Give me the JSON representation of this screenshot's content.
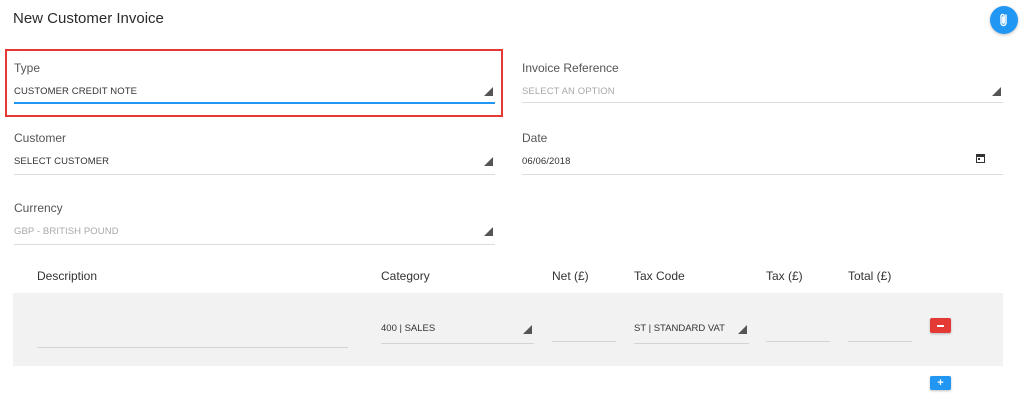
{
  "page": {
    "title": "New Customer Invoice"
  },
  "form": {
    "type": {
      "label": "Type",
      "value": "CUSTOMER CREDIT NOTE"
    },
    "invoice_reference": {
      "label": "Invoice Reference",
      "placeholder": "SELECT AN OPTION"
    },
    "customer": {
      "label": "Customer",
      "value": "SELECT CUSTOMER"
    },
    "date": {
      "label": "Date",
      "value": "06/06/2018"
    },
    "currency": {
      "label": "Currency",
      "value": "GBP - BRITISH POUND"
    }
  },
  "table": {
    "headers": {
      "description": "Description",
      "category": "Category",
      "net": "Net (£)",
      "tax_code": "Tax Code",
      "tax": "Tax (£)",
      "total": "Total (£)"
    },
    "rows": [
      {
        "description": "",
        "category": "400 | SALES",
        "net": "",
        "tax_code": "ST | STANDARD VAT",
        "tax": "",
        "total": ""
      }
    ]
  },
  "colors": {
    "accent": "#2196f3",
    "danger": "#e53935",
    "highlight_border": "#e53935"
  },
  "icons": {
    "attach": "paperclip-icon",
    "date": "calendar-icon",
    "remove": "minus-icon",
    "add": "plus-icon"
  }
}
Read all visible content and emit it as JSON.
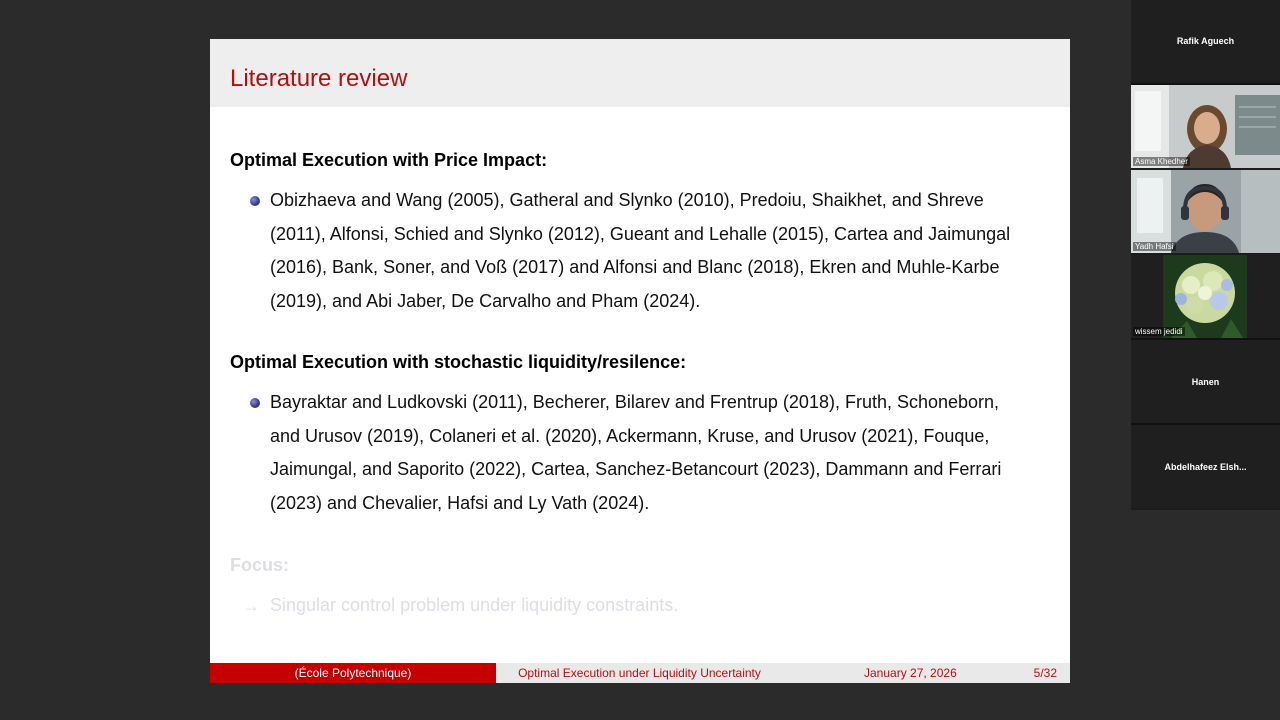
{
  "slide": {
    "title": "Literature review",
    "section1": {
      "heading": "Optimal Execution with Price Impact:",
      "lines": [
        "Obizhaeva and Wang (2005), Gatheral and Slynko (2010), Predoiu, Shaikhet, and Shreve",
        "(2011), Alfonsi, Schied and Slynko (2012), Gueant and Lehalle (2015), Cartea and Jaimungal",
        "(2016), Bank, Soner, and Voß (2017) and Alfonsi and Blanc (2018), Ekren and Muhle-Karbe",
        "(2019), and Abi Jaber, De Carvalho and Pham (2024)."
      ]
    },
    "section2": {
      "heading": "Optimal Execution with stochastic liquidity/resilence:",
      "lines": [
        "Bayraktar and Ludkovski (2011), Becherer, Bilarev and Frentrup (2018), Fruth, Schoneborn,",
        "and Urusov (2019), Colaneri et al. (2020), Ackermann, Kruse, and Urusov (2021), Fouque,",
        "Jaimungal, and Saporito (2022), Cartea, Sanchez-Betancourt (2023), Dammann and Ferrari",
        "(2023) and Chevalier, Hafsi and Ly Vath (2024)."
      ]
    },
    "focus": {
      "heading": "Focus:",
      "arrow": "→",
      "text": "Singular control problem under liquidity constraints."
    },
    "footer": {
      "institution": "(École Polytechnique)",
      "talk_title": "Optimal Execution under Liquidity Uncertainty",
      "date": "January 27, 2026",
      "page": "5/32"
    },
    "colors": {
      "title_red": "#b80d0d",
      "footer_red": "#c40000",
      "bullet_blue": "#3a3f8f"
    }
  },
  "participants": [
    {
      "name": "Rafik Aguech",
      "video": false
    },
    {
      "name": "Asma Khedher",
      "video": true
    },
    {
      "name": "Yadh Hafsi",
      "video": true
    },
    {
      "name": "wissem jedidi",
      "video": true
    },
    {
      "name": "Hanen",
      "video": false
    },
    {
      "name": "Abdelhafeez Elsh...",
      "video": false
    }
  ]
}
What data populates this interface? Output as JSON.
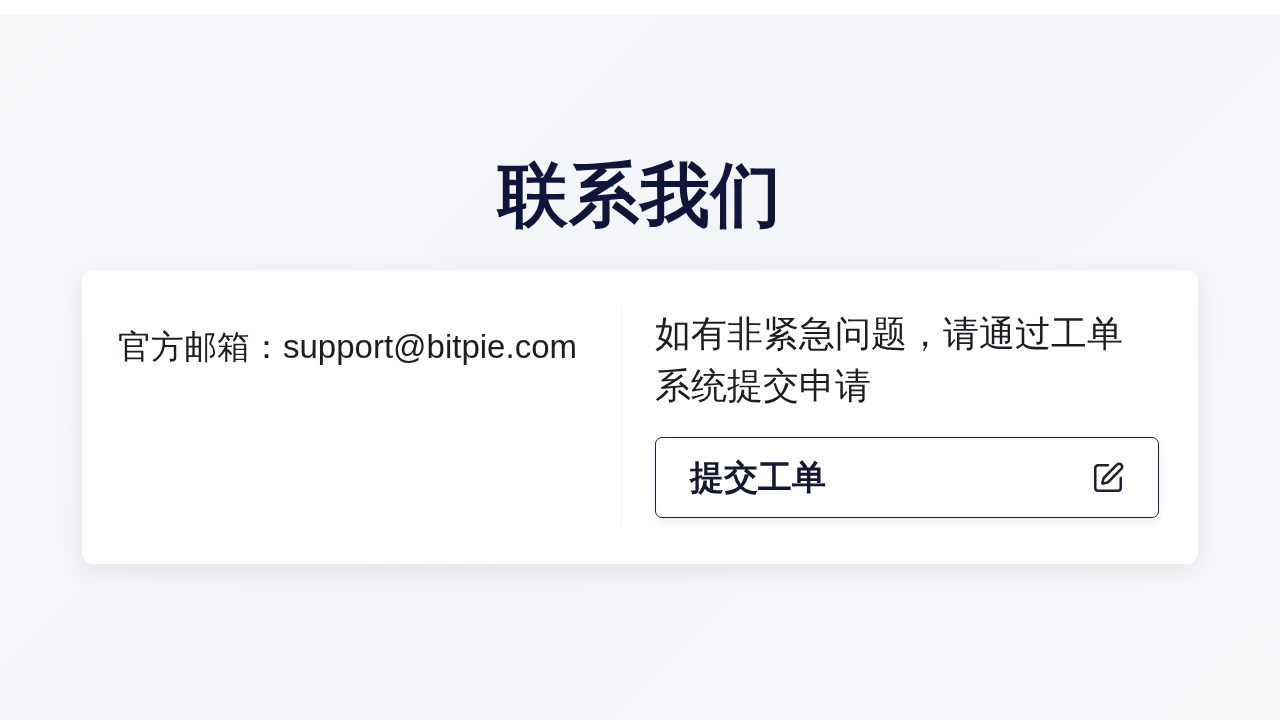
{
  "page": {
    "title": "联系我们"
  },
  "contact_card": {
    "email_text": "官方邮箱：support@bitpie.com",
    "ticket_note": "如有非紧急问题，请通过工单系统提交申请",
    "ticket_button": {
      "label": "提交工单"
    }
  }
}
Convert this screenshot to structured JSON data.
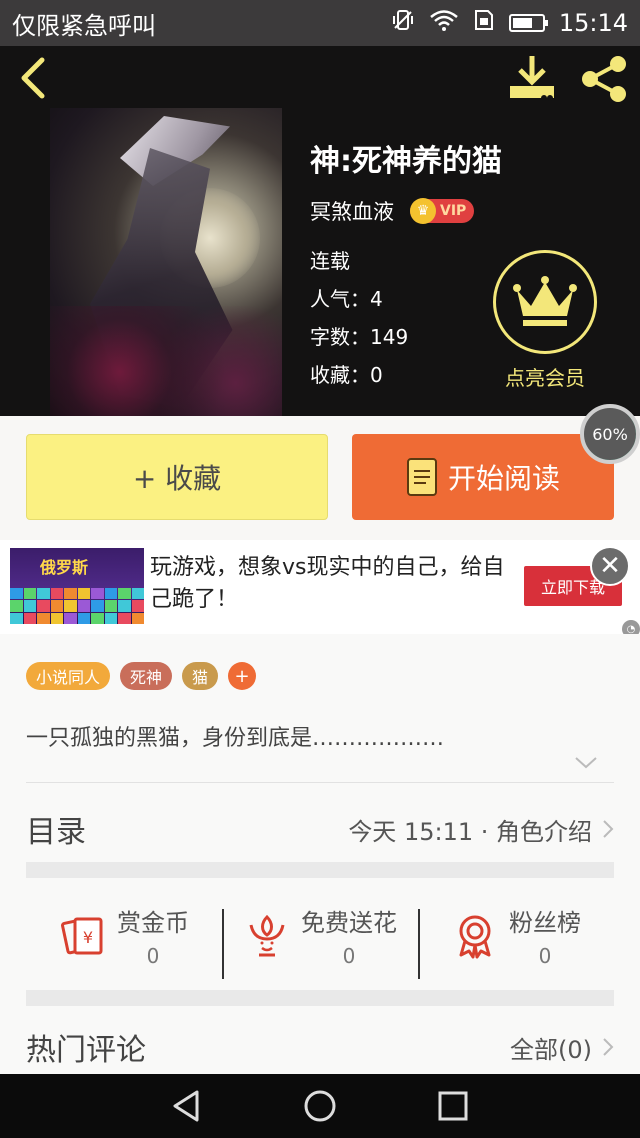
{
  "status_bar": {
    "carrier": "仅限紧急呼叫",
    "time": "15:14",
    "battery_level": 0.7
  },
  "header": {
    "icons": [
      "back-icon",
      "download-icon",
      "share-icon"
    ]
  },
  "book": {
    "title": "神:死神养的猫",
    "author": "冥煞血液",
    "vip_label": "VIP",
    "status": "连载",
    "popularity_label": "人气：",
    "popularity": "4",
    "word_count_label": "字数：",
    "word_count": "149",
    "favorites_label": "收藏：",
    "favorites": "0",
    "member_label": "点亮会员"
  },
  "actions": {
    "favorite_label": "+ 收藏",
    "read_label": "开始阅读",
    "progress_text": "60%",
    "progress_value": 0.6
  },
  "ad": {
    "thumb_logo": "俄罗斯",
    "text": "玩游戏，想象vs现实中的自己，给自己跪了！",
    "cta": "立即下载",
    "close_symbol": "✕"
  },
  "tags": [
    {
      "label": "小说同人",
      "color": "#f2a93b"
    },
    {
      "label": "死神",
      "color": "#c96e5a"
    },
    {
      "label": "猫",
      "color": "#c99a4c"
    }
  ],
  "tag_add_symbol": "+",
  "synopsis": "一只孤独的黑猫，身份到底是………………",
  "toc": {
    "title": "目录",
    "meta": "今天 15:11 · 角色介绍"
  },
  "stats": [
    {
      "label": "赏金币",
      "value": "0",
      "icon": "red-envelope-icon"
    },
    {
      "label": "免费送花",
      "value": "0",
      "icon": "flower-icon"
    },
    {
      "label": "粉丝榜",
      "value": "0",
      "icon": "medal-icon"
    }
  ],
  "comments": {
    "title": "热门评论",
    "all_label": "全部(0)"
  },
  "colors": {
    "accent_orange": "#ef6b35",
    "fav_yellow": "#fbf182",
    "member_gold": "#f3e77a",
    "icon_red": "#d8402f"
  }
}
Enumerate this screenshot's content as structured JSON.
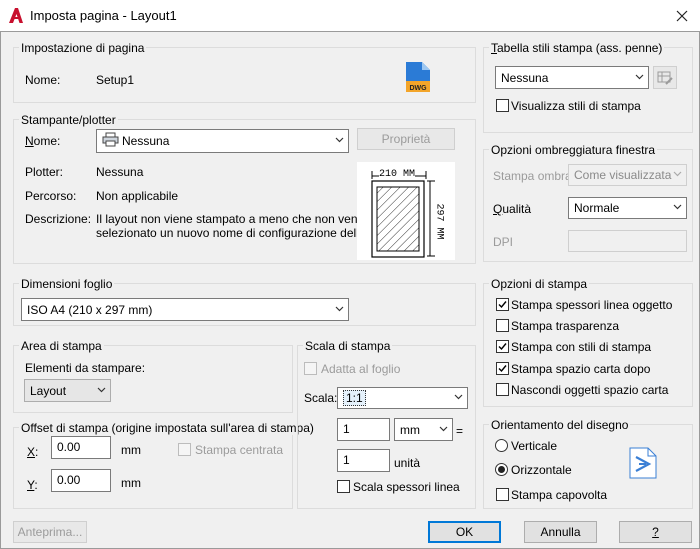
{
  "window": {
    "title": "Imposta pagina - Layout1"
  },
  "page_setup": {
    "group_title": "Impostazione di pagina",
    "name_label": "Nome:",
    "name_value": "Setup1",
    "dwg_icon_text": "DWG"
  },
  "printer": {
    "group_title": "Stampante/plotter",
    "name_label": "Nome:",
    "name_value": "Nessuna",
    "properties_button": "Proprietà",
    "plotter_label": "Plotter:",
    "plotter_value": "Nessuna",
    "path_label": "Percorso:",
    "path_value": "Non applicabile",
    "description_label": "Descrizione:",
    "description_line1": "Il layout non viene stampato a meno che non venga",
    "description_line2": "selezionato un nuovo nome di configurazione della",
    "paper_width_label": "210 MM",
    "paper_height_label": "297 MM"
  },
  "paper_size": {
    "group_title": "Dimensioni foglio",
    "value": "ISO A4 (210 x 297 mm)"
  },
  "plot_area": {
    "group_title": "Area di stampa",
    "what_label": "Elementi da stampare:",
    "what_value": "Layout"
  },
  "plot_offset": {
    "group_title": "Offset di stampa (origine impostata sull'area di stampa)",
    "x_label": "X:",
    "x_value": "0.00",
    "x_unit": "mm",
    "y_label": "Y:",
    "y_value": "0.00",
    "y_unit": "mm",
    "center_label": "Stampa centrata"
  },
  "plot_scale": {
    "group_title": "Scala di stampa",
    "fit_label": "Adatta al foglio",
    "scale_label": "Scala:",
    "scale_value": "1:1",
    "value1": "1",
    "unit_value": "mm",
    "equals": "=",
    "value2": "1",
    "unit2_label": "unità",
    "lineweights_label": "Scala spessori linea"
  },
  "style_table": {
    "group_title": "Tabella stili stampa (ass. penne)",
    "value": "Nessuna",
    "display_label": "Visualizza stili di stampa"
  },
  "shaded_viewport": {
    "group_title": "Opzioni ombreggiatura finestra",
    "shade_label": "Stampa ombra",
    "shade_value": "Come visualizzata",
    "quality_label": "Qualità",
    "quality_value": "Normale",
    "dpi_label": "DPI"
  },
  "plot_options": {
    "group_title": "Opzioni di stampa",
    "items": [
      {
        "label": "Stampa spessori linea oggetto",
        "checked": true
      },
      {
        "label": "Stampa trasparenza",
        "checked": false
      },
      {
        "label": "Stampa con stili di stampa",
        "checked": true
      },
      {
        "label": "Stampa spazio carta dopo",
        "checked": true
      },
      {
        "label": "Nascondi oggetti spazio carta",
        "checked": false
      }
    ]
  },
  "orientation": {
    "group_title": "Orientamento del disegno",
    "portrait_label": "Verticale",
    "landscape_label": "Orizzontale",
    "upside_down_label": "Stampa capovolta",
    "selected": "Orizzontale"
  },
  "buttons": {
    "preview": "Anteprima...",
    "ok": "OK",
    "cancel": "Annulla",
    "help": "?"
  },
  "colors": {
    "accent": "#0078d7",
    "autocad_red": "#c8102e"
  }
}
════
# [Work to do]
Pick out every line with the string "screenshot" and copy it.

# [Final result]
Give me the JSON representation of this screenshot's content.
Convert this screenshot to structured JSON data.
Enumerate this screenshot's content as structured JSON.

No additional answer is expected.